What needs to be done>
Find the string "than" in the entries and copy each line that has it.

(Stored records)
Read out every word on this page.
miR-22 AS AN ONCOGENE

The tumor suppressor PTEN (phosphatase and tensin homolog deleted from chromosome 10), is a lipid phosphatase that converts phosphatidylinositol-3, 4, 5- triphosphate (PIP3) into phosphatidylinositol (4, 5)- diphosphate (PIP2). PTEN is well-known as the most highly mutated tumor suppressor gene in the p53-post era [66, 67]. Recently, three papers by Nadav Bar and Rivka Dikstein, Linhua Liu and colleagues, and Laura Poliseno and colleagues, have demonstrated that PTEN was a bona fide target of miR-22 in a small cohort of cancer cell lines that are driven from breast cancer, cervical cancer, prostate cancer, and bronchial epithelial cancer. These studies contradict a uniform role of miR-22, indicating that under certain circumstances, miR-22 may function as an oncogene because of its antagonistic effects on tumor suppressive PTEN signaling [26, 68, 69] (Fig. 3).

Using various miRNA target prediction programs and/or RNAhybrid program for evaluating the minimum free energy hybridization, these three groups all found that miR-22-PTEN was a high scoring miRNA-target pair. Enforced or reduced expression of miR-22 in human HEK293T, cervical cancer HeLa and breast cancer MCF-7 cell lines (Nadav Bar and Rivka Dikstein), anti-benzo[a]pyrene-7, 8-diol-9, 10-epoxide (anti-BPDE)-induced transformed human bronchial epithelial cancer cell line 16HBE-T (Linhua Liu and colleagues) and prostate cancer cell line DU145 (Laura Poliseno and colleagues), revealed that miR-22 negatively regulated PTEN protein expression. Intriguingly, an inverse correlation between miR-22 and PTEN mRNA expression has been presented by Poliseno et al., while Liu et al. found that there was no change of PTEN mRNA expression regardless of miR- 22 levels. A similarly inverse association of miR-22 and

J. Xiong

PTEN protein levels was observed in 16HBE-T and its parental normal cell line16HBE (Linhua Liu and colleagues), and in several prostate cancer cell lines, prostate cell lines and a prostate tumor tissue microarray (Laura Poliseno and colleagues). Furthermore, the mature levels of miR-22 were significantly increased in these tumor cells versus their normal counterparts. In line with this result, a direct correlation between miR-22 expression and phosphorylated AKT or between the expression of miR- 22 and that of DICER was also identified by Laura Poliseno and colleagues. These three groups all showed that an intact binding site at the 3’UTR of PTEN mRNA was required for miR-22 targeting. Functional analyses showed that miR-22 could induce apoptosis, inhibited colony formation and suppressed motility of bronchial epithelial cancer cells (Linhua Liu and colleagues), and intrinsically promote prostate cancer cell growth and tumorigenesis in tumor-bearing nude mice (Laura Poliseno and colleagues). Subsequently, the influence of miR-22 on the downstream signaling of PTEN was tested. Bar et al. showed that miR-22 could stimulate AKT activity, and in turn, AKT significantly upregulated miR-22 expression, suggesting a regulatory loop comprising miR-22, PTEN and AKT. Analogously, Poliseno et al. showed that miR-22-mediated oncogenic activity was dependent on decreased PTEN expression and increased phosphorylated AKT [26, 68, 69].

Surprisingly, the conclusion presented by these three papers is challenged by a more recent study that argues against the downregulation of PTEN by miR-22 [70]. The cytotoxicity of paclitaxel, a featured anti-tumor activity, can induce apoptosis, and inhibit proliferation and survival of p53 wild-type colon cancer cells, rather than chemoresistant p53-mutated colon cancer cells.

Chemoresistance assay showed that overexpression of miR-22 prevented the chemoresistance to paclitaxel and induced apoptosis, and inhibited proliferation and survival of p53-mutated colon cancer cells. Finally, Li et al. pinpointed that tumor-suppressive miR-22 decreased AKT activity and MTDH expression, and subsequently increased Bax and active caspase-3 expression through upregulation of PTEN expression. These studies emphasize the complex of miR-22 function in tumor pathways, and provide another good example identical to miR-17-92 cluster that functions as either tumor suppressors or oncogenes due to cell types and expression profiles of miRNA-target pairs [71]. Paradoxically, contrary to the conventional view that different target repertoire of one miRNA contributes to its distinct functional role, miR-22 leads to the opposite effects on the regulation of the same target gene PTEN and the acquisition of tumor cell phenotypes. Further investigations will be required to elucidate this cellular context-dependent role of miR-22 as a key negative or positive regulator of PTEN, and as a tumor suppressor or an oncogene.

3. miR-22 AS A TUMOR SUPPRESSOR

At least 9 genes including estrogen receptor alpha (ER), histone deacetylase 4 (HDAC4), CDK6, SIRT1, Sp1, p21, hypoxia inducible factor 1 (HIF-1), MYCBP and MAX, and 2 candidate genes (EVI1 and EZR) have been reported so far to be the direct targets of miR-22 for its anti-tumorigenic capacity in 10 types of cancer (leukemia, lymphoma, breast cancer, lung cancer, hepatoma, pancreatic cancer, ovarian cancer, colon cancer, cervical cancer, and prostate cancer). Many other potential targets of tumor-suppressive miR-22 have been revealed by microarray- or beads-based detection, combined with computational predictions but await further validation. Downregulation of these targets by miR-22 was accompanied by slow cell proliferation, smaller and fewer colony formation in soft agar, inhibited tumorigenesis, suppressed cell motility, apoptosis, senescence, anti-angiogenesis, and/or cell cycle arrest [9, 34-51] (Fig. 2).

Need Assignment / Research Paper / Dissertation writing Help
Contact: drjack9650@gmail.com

==

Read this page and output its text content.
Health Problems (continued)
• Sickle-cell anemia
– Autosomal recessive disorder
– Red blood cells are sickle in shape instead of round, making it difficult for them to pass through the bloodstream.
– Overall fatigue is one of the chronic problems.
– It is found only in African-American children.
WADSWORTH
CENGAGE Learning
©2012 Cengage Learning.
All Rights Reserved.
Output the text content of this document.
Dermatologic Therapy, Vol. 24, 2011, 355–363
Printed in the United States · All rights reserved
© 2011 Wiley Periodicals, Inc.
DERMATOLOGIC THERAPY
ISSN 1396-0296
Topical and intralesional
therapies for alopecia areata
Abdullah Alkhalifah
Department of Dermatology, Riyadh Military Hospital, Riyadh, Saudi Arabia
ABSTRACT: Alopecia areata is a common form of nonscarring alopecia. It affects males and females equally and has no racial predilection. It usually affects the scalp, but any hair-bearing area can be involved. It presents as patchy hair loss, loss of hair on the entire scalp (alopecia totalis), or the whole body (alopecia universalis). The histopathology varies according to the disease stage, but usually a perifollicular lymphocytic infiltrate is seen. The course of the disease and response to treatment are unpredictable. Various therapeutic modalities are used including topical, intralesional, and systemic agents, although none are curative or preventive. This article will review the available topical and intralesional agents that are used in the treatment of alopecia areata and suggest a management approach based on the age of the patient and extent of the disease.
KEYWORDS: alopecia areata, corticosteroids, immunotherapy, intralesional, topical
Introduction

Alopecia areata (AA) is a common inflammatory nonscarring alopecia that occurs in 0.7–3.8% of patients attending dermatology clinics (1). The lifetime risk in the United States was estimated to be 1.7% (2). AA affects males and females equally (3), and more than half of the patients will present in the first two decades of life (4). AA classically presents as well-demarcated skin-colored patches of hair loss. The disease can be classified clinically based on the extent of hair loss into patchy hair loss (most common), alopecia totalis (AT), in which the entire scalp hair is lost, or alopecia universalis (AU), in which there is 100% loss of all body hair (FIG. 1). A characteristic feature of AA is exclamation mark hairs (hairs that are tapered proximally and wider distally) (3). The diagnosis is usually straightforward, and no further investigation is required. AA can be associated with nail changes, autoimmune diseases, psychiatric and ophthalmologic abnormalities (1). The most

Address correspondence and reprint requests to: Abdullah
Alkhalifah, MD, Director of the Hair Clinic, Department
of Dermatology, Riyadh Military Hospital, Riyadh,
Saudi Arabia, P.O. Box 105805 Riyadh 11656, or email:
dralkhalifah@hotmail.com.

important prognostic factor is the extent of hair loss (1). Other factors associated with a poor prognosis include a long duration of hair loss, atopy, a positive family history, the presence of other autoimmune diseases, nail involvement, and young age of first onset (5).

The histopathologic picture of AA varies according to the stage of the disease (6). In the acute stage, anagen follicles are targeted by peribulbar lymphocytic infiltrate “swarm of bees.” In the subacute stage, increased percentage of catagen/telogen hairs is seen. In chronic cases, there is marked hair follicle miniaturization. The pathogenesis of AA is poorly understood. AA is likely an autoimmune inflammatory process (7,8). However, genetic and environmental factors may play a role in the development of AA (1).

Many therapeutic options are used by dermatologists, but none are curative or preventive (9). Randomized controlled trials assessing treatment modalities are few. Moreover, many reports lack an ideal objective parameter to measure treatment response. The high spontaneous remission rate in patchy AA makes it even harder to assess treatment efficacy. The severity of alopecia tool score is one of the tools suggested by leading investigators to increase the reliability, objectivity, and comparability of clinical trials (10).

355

Completed exercise>
Surprisingly, the conclusion presented by these three papers is challenged by a more recent study that argues against the downregulation of PTEN by miR-22 [70]. The cytotoxicity of paclitaxel, a featured anti-tumor activity, can induce apoptosis, and inhibit proliferation and survival of p53 wild-type colon cancer cells, rather than chemoresistant p53-mutated colon cancer cells.
Alopecia areata (AA) is a common inflammatory nonscarring alopecia that occurs in 0.7–3.8% of patients attending dermatology clinics (1). The lifetime risk in the United States was estimated to be 1.7% (2). AA affects males and females equally (3), and more than half of the patients will present in the first two decades of life (4). AA classically presents as well-demarcated skin-colored patches of hair loss. The disease can be classified clinically based on the extent of hair loss into patchy hair loss (most common), alopecia totalis (AT), in which the entire scalp hair is lost, or alopecia universalis (AU), in which there is 100% loss of all body hair (FIG. 1). A characteristic feature of AA is exclamation mark hairs (hairs that are tapered proximally and wider distally) (3). The diagnosis is usually straightforward, and no further investigation is required. AA can be associated with nail changes, autoimmune diseases, psychiatric and ophthalmologic abnormalities (1). The most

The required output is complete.